OBJECTIVE A: In the listing, replace "file-name" with "file-label" in the lines between the one containing "download-button[interactable]: DOWNLOAD (396, 567, 551, 599)" and the one containing "arrow-up-circle-icon (495, 393, 513, 411)", inclusive, and leave everything else as it is. Return only those lines.

ARTICLE:

* * * * * * *

This is one of the WORST and trickiest business models you can undertake as a small company. Instead of getting the cash upfront, MEDV is now performing the services, booking the revenues, then will go after insurance companies for the cash. Sure a company can increase business and pricing by going after an insurance reimbursement model. Just like your local Walmart could probably increase its revenues temporarily if it invited everyone in to grab what they could and charge their insurance for it. The challenge is NOT garnering the revenues for goods and services here. The challenge is getting insurers to pay for it. Clients are more than happy to come in and receive health care services if they think they won't be paying any out-of-pcoket expenses. 

However, MEDV is this little no name company and insurance companies are some of the biggest and strongest institutions in the world. What if the insurance companies say "no, we don't think your claims are valid. We won't pay out these bills". What's its recourse? Sue them? The insurance companies have a far bigger and better legal team, and all the politicians with their SuperPAC donations will be on their side not MEDV's.

* * * * * * *

RECORDS FOR THE EXERCISE:
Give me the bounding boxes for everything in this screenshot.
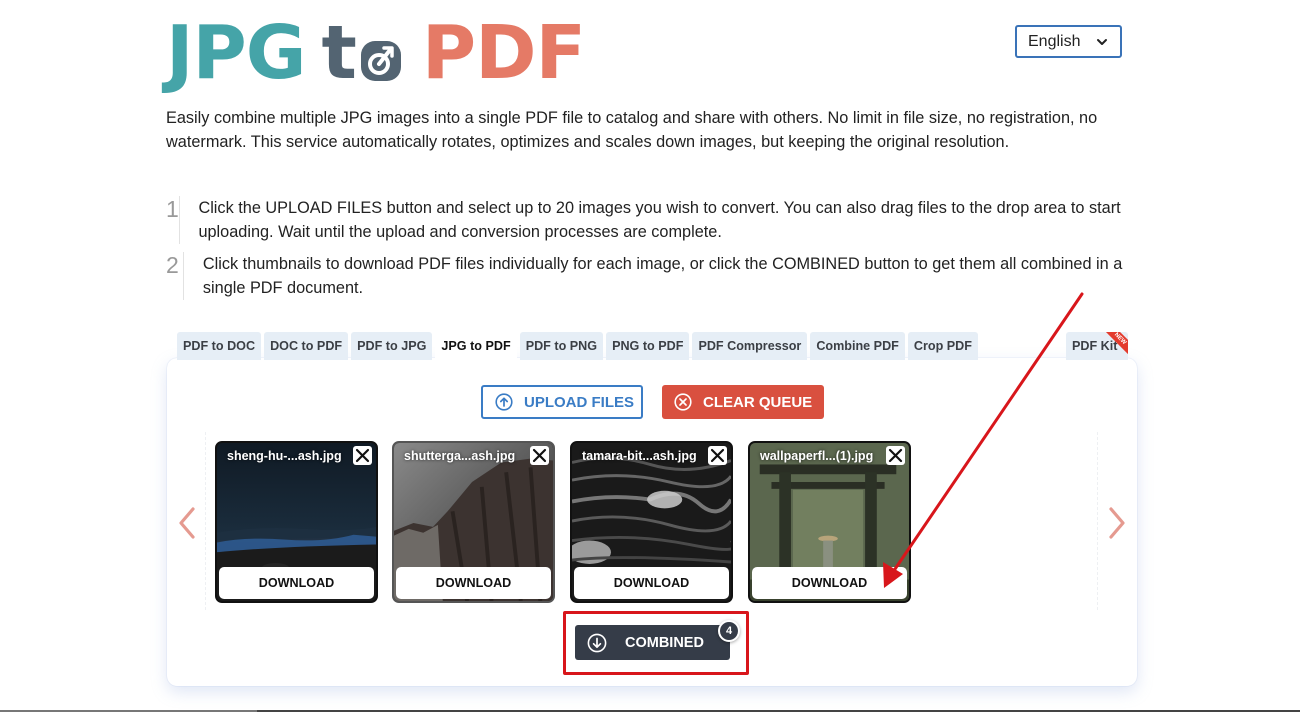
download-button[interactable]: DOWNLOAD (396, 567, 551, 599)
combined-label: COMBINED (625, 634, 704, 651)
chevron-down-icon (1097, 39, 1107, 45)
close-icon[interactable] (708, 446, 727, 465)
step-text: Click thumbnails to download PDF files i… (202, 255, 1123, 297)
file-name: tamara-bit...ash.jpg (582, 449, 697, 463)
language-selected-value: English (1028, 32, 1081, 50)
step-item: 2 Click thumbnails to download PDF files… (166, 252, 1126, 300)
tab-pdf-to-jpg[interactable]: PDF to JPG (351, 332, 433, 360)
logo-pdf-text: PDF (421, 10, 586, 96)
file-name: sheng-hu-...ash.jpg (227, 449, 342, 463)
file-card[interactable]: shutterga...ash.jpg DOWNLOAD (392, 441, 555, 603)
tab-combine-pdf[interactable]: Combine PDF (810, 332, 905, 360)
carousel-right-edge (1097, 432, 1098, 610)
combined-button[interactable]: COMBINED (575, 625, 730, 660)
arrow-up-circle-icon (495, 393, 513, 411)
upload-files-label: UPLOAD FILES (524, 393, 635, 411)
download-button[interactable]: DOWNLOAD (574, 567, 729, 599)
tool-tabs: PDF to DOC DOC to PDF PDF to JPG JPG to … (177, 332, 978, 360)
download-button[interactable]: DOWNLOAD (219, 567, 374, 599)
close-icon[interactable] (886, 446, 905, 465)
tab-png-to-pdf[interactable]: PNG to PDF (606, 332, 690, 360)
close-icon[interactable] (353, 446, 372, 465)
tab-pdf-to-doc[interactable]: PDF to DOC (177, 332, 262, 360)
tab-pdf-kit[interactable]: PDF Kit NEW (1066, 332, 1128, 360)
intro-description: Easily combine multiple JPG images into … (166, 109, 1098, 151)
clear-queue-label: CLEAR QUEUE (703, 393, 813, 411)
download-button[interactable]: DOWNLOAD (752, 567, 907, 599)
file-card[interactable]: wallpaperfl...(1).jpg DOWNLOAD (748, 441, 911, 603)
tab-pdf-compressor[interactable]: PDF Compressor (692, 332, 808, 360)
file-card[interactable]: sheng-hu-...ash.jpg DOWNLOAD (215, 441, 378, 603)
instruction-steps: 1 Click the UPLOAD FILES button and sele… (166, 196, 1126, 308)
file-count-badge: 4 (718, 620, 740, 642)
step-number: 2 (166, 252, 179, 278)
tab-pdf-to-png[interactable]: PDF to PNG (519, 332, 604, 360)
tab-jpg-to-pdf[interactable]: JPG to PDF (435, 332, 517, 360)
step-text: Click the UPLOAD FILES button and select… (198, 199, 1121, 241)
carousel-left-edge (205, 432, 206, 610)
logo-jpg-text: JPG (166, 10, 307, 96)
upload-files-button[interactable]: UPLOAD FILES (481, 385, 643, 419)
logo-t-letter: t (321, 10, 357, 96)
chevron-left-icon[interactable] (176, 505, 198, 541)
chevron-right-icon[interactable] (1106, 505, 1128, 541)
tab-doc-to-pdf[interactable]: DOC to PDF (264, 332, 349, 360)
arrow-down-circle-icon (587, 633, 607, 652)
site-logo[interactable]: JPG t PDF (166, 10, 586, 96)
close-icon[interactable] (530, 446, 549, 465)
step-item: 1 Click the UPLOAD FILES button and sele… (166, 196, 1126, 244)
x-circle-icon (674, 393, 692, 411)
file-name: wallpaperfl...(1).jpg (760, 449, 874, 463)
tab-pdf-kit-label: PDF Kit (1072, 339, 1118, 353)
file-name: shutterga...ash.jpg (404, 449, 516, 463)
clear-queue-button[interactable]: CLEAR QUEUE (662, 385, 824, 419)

* * * * * * *

OBJECTIVE B: Translate this sentence from the commentary on MEDV's business model into Spanish: "The challenge is getting insurers to pay for it."

COMPLETE OUTPUT A:
download-button[interactable]: DOWNLOAD (396, 567, 551, 599)
combined-label: COMBINED (625, 634, 704, 651)
chevron-down-icon (1097, 39, 1107, 45)
close-icon[interactable] (708, 446, 727, 465)
step-text: Click thumbnails to download PDF files i… (202, 255, 1123, 297)
file-label: tamara-bit...ash.jpg (582, 449, 697, 463)
language-selected-value: English (1028, 32, 1081, 50)
step-item: 2 Click thumbnails to download PDF files… (166, 252, 1126, 300)
tab-pdf-to-jpg[interactable]: PDF to JPG (351, 332, 433, 360)
logo-pdf-text: PDF (421, 10, 586, 96)
file-label: sheng-hu-...ash.jpg (227, 449, 342, 463)
file-card[interactable]: shutterga...ash.jpg DOWNLOAD (392, 441, 555, 603)
tab-combine-pdf[interactable]: Combine PDF (810, 332, 905, 360)
carousel-right-edge (1097, 432, 1098, 610)
combined-button[interactable]: COMBINED (575, 625, 730, 660)
arrow-up-circle-icon (495, 393, 513, 411)

COMPLETE OUTPUT B: El desafío es lograr que las aseguradoras paguen por ello.